PROBLEM STATEMENT =
Every line that includes the word "рівень" is to be listed.

'''

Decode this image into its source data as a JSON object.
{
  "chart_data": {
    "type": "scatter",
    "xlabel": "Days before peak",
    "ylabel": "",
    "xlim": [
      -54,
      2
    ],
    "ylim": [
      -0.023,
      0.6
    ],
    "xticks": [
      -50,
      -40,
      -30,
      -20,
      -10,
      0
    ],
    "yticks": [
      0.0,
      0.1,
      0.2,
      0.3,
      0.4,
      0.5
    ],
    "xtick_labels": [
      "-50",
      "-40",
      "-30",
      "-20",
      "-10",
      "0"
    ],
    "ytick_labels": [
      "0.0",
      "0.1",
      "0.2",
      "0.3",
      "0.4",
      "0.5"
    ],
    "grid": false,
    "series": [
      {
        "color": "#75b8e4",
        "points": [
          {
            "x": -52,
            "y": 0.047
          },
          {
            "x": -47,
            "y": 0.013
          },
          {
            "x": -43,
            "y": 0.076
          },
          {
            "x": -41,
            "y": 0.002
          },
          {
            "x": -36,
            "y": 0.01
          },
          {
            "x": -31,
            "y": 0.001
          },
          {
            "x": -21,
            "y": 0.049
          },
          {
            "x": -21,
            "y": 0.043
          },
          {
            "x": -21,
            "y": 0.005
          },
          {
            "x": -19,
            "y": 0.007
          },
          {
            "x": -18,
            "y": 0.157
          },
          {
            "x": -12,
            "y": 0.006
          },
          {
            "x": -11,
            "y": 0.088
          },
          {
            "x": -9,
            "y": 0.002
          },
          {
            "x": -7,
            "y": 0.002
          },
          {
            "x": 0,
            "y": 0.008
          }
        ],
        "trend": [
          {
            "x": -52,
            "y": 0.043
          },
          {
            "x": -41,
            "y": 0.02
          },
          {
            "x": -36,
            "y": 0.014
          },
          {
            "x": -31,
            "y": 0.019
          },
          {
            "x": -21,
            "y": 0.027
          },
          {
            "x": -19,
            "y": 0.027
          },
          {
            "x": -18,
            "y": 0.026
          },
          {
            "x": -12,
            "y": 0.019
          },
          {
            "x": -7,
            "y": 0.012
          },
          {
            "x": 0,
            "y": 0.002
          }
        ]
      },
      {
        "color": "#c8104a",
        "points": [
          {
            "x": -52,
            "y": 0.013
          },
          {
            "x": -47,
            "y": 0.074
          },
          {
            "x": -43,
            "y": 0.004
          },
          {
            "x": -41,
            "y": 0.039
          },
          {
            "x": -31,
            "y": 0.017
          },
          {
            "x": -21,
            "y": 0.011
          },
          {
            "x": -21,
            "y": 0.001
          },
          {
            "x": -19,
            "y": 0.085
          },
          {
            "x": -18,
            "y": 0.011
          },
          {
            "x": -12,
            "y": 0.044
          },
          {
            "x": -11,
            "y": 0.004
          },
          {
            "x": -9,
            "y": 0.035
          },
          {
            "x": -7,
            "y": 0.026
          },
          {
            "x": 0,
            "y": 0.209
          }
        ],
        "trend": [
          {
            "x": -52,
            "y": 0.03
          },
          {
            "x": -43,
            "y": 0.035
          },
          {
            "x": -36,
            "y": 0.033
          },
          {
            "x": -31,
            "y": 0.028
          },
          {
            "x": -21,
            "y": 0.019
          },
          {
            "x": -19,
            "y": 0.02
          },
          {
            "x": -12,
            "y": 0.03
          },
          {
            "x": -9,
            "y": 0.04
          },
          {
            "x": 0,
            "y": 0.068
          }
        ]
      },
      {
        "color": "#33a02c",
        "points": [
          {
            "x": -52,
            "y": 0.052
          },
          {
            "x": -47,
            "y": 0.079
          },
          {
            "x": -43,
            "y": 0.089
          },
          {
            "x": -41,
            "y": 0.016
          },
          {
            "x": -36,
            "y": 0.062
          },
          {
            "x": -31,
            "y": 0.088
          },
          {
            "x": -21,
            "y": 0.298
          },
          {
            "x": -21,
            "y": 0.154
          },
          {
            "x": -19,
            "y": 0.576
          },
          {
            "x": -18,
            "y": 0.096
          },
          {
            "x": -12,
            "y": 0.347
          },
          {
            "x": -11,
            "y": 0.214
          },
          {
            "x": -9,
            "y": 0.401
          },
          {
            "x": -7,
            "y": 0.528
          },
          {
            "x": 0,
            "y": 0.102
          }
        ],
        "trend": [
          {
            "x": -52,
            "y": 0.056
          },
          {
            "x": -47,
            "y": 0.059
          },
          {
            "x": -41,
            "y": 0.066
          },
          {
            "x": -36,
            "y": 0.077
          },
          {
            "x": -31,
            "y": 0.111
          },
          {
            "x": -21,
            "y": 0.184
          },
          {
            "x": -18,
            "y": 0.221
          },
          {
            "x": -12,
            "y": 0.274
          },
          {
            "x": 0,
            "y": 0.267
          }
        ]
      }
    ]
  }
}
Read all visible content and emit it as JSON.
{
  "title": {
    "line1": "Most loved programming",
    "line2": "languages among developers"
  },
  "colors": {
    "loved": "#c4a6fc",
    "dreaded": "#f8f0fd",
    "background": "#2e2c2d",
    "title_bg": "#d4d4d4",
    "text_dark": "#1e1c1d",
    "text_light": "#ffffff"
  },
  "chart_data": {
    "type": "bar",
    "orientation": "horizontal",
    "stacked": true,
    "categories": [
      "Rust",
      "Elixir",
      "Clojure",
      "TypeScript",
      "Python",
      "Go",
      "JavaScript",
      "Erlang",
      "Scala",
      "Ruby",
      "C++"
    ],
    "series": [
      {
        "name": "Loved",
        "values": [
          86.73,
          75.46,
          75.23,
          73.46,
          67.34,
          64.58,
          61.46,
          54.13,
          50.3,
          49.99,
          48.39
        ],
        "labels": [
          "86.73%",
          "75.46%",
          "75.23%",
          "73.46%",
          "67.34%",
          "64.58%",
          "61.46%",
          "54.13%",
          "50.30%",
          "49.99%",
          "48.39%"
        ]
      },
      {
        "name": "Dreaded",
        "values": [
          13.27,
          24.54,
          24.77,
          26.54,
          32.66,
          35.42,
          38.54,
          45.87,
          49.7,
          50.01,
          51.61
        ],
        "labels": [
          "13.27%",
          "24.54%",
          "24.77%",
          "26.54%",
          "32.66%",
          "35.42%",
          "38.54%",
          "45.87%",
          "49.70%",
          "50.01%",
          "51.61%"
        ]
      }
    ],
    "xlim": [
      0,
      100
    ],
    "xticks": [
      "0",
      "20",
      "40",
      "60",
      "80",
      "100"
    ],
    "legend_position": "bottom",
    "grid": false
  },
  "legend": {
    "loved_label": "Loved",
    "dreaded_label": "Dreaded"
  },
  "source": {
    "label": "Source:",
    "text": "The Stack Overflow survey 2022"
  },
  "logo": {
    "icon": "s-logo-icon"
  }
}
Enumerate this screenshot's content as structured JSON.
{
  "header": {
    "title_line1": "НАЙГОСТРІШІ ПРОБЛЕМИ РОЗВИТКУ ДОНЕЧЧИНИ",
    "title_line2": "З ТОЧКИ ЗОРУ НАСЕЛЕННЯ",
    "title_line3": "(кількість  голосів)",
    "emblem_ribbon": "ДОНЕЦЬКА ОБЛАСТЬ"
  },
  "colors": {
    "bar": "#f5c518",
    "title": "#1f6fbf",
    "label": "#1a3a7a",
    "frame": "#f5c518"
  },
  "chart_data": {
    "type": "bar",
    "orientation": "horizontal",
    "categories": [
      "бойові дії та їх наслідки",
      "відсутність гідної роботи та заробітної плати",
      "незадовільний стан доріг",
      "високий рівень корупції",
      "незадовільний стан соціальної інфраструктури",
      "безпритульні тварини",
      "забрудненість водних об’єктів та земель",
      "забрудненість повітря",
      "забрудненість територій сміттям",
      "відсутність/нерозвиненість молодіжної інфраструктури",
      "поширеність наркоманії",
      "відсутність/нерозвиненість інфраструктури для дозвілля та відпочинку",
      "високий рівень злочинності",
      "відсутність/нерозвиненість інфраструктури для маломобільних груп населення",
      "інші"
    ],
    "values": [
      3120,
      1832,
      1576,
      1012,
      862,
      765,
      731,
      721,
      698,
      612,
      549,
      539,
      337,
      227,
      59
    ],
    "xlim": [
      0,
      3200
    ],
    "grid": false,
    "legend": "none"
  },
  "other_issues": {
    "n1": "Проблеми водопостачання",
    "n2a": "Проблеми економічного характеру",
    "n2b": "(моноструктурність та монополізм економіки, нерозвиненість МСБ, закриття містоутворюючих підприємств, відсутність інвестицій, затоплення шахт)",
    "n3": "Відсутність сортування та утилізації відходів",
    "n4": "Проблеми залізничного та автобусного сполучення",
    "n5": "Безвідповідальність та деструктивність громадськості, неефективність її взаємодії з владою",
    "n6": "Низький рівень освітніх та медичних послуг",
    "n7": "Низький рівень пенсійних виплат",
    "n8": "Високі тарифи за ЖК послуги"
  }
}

'''

WRITTEN RESPONSE =
      "високий рівень корупції",
      "високий рівень злочинності",
    "n6": "Низький рівень освітніх та медичних послуг",
    "n7": "Низький рівень пенсійних виплат",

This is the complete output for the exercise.